» DIRECTIONS FOR THIS TASK:
Images should be left out, and everything else in the listing reproduced exactly.

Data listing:

┌──

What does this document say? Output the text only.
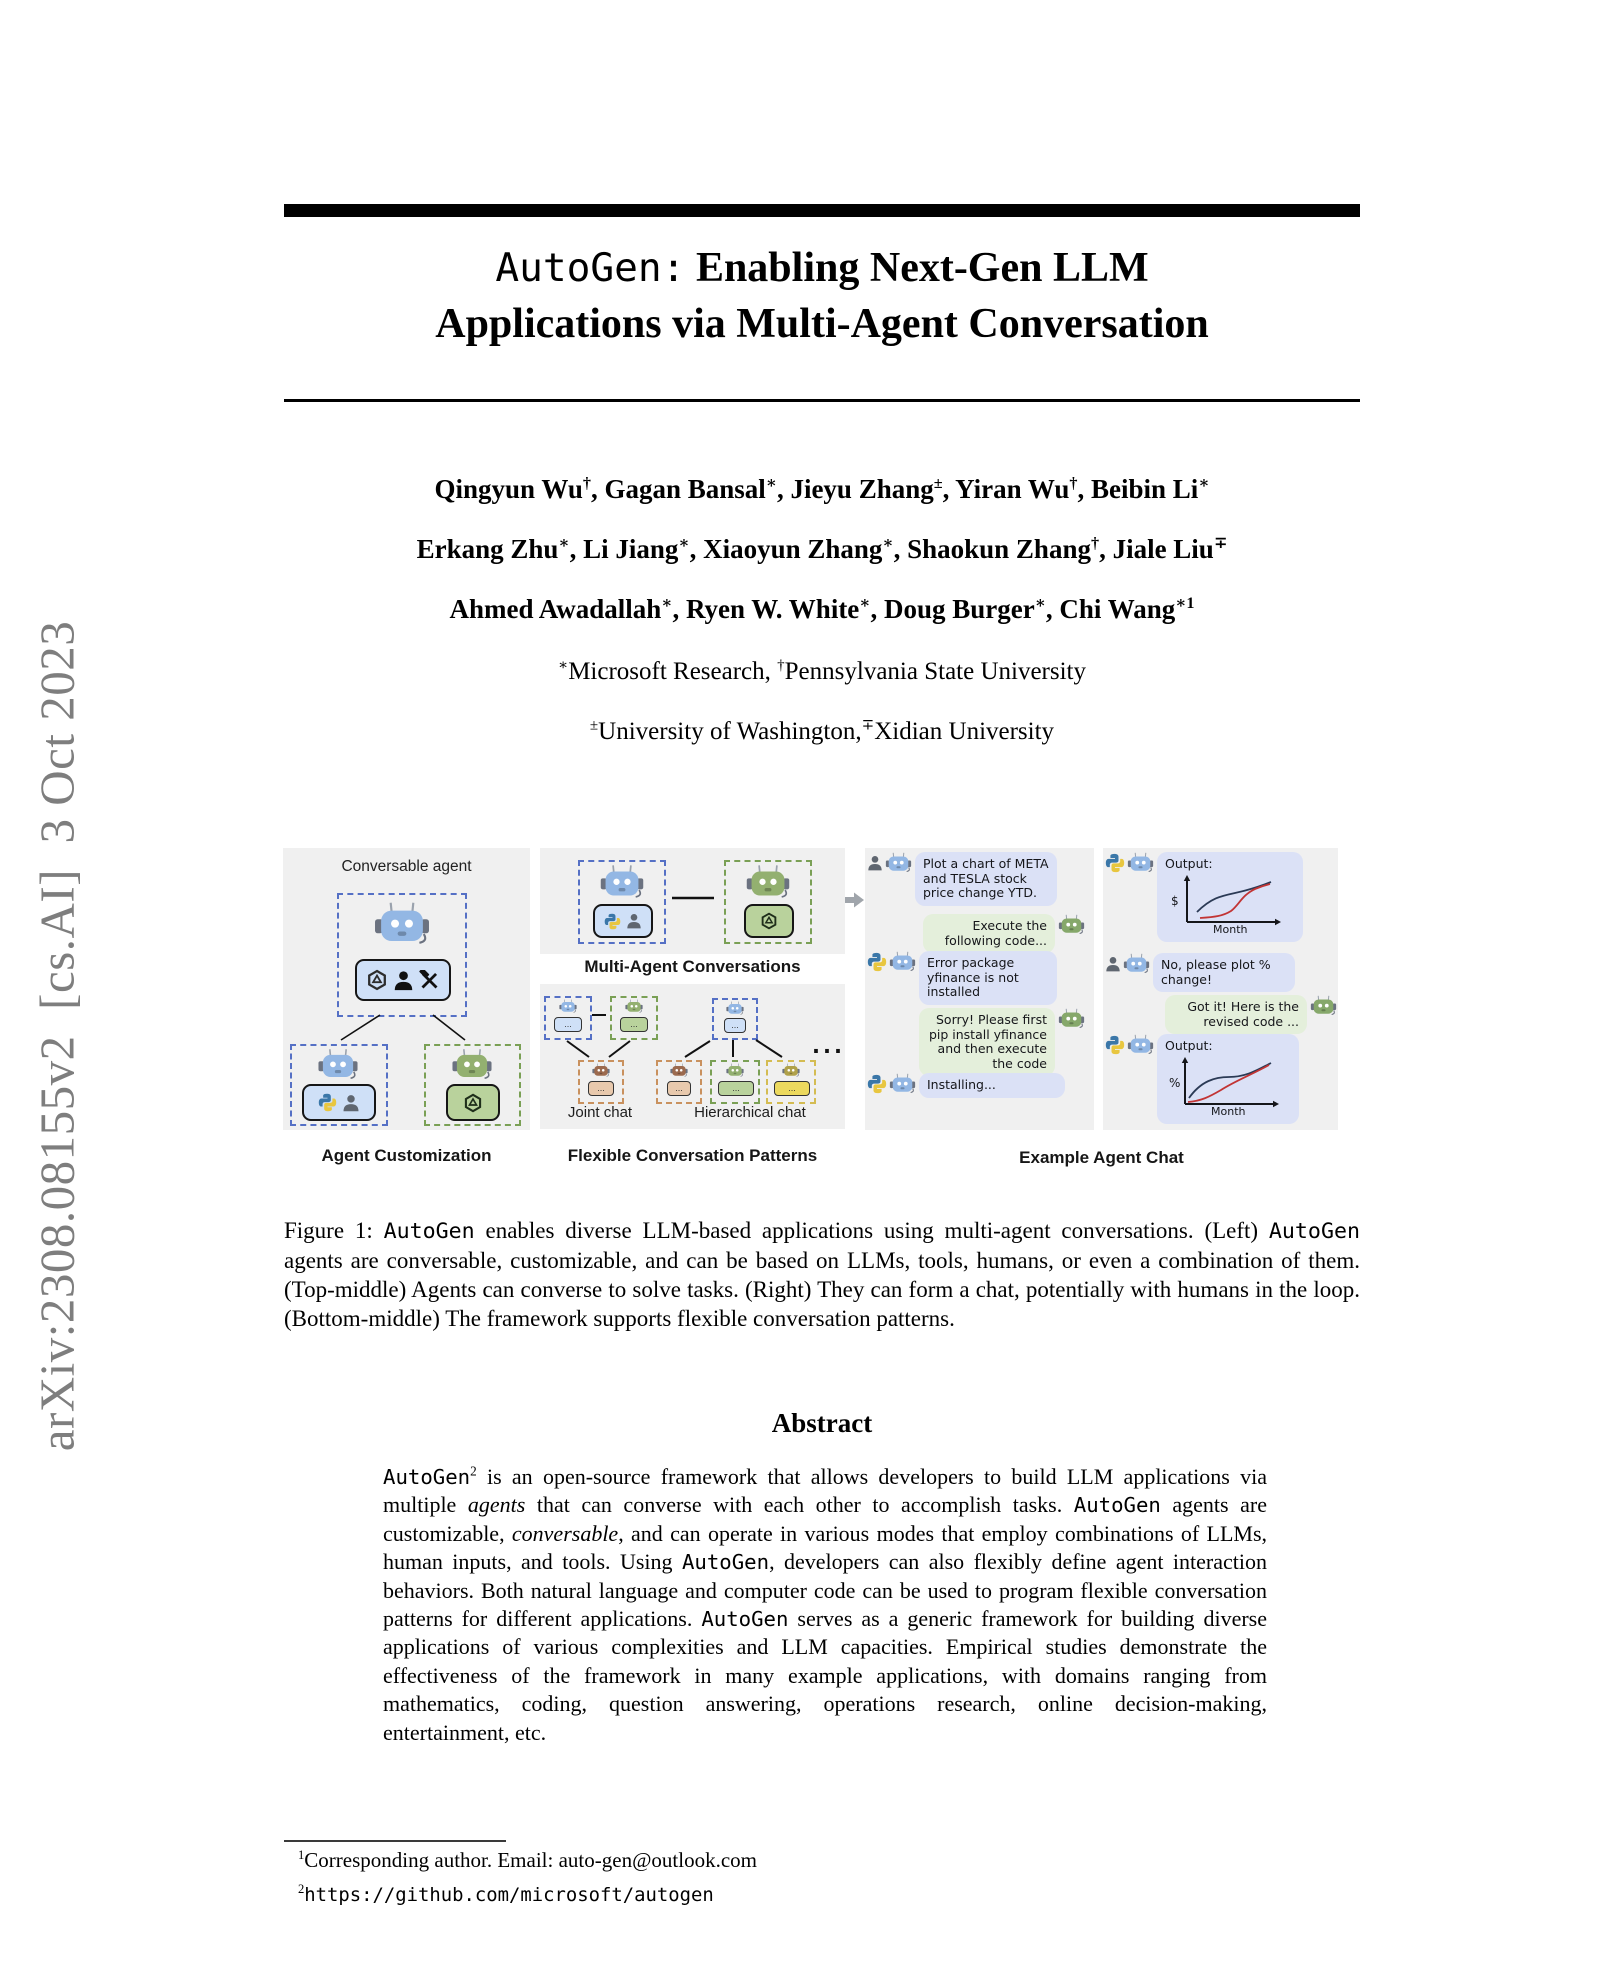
arXiv:2308.08155v2  [cs.AI]  3 Oct 2023
AutoGen: Enabling Next-Gen LLM
Applications via Multi-Agent Conversation
Qingyun Wu†, Gagan Bansal∗, Jieyu Zhang±, Yiran Wu†, Beibin Li∗
Erkang Zhu∗, Li Jiang∗, Xiaoyun Zhang∗, Shaokun Zhang†, Jiale Liu∓
Ahmed Awadallah∗, Ryen W. White∗, Doug Burger∗, Chi Wang$^{∗1}$
∗Microsoft Research, †Pennsylvania State University
±University of Washington,∓Xidian University
Conversable agent
Agent Customization
Multi-Agent Conversations
...	...
...
...
...	...	...
...
Joint chat	Hierarchical chat
Flexible Conversation Patterns
Plot a chart of META and TESLA stock price change YTD.
Execute the following code...
Error package yfinance is not installed
Sorry! Please first pip install yfinance and then execute the code
Installing...
Output:
$
Month
No, please plot % change!
Got it! Here is the revised code ...
Output:
%
Month
Example Agent Chat
Figure 1: AutoGen enables diverse LLM-based applications using multi-agent conversations. (Left) AutoGen agents are conversable, customizable, and can be based on LLMs, tools, humans, or even a combination of them. (Top-middle) Agents can converse to solve tasks. (Right) They can form a chat, potentially with humans in the loop. (Bottom-middle) The framework supports flexible conversation patterns.
Abstract
AutoGen$^2$ is an open-source framework that allows developers to build LLM applications via multiple agents that can converse with each other to accomplish tasks. AutoGen agents are customizable, conversable, and can operate in various modes that employ combinations of LLMs, human inputs, and tools. Using AutoGen, developers can also flexibly define agent interaction behaviors. Both natural language and computer code can be used to program flexible conversation patterns for different applications. AutoGen serves as a generic framework for building diverse applications of various complexities and LLM capacities. Empirical studies demonstrate the effectiveness of the framework in many example applications, with domains ranging from mathematics, coding, question answering, operations research, online decision-making, entertainment, etc.
$^1$Corresponding author. Email: auto-gen@outlook.com
$^2$https://github.com/microsoft/autogen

└──

» RESPONSE BELOW:
What does this document say? Output the text only.
arXiv:2308.08155v2  [cs.AI]  3 Oct 2023
AutoGen: Enabling Next-Gen LLM
Applications via Multi-Agent Conversation
Qingyun Wu†, Gagan Bansal∗, Jieyu Zhang±, Yiran Wu†, Beibin Li∗
Erkang Zhu∗, Li Jiang∗, Xiaoyun Zhang∗, Shaokun Zhang†, Jiale Liu∓
Ahmed Awadallah∗, Ryen W. White∗, Doug Burger∗, Chi Wang$^{∗1}$
∗Microsoft Research, †Pennsylvania State University
±University of Washington,∓Xidian University
Conversable agent
Agent Customization
Multi-Agent Conversations
...	...
...
...
...	...	...
...
Joint chat	Hierarchical chat
Flexible Conversation Patterns
Plot a chart of META and TESLA stock price change YTD.
Execute the following code...
Error package yfinance is not installed
Sorry! Please first pip install yfinance and then execute the code
Installing...
Output:
$
Month
No, please plot % change!
Got it! Here is the revised code ...
Output:
%
Month
Example Agent Chat
Figure 1: AutoGen enables diverse LLM-based applications using multi-agent conversations. (Left) AutoGen agents are conversable, customizable, and can be based on LLMs, tools, humans, or even a combination of them. (Top-middle) Agents can converse to solve tasks. (Right) They can form a chat, potentially with humans in the loop. (Bottom-middle) The framework supports flexible conversation patterns.
Abstract
AutoGen$^2$ is an open-source framework that allows developers to build LLM applications via multiple agents that can converse with each other to accomplish tasks. AutoGen agents are customizable, conversable, and can operate in various modes that employ combinations of LLMs, human inputs, and tools. Using AutoGen, developers can also flexibly define agent interaction behaviors. Both natural language and computer code can be used to program flexible conversation patterns for different applications. AutoGen serves as a generic framework for building diverse applications of various complexities and LLM capacities. Empirical studies demonstrate the effectiveness of the framework in many example applications, with domains ranging from mathematics, coding, question answering, operations research, online decision-making, entertainment, etc.
$^1$Corresponding author. Email: auto-gen@outlook.com
$^2$https://github.com/microsoft/autogen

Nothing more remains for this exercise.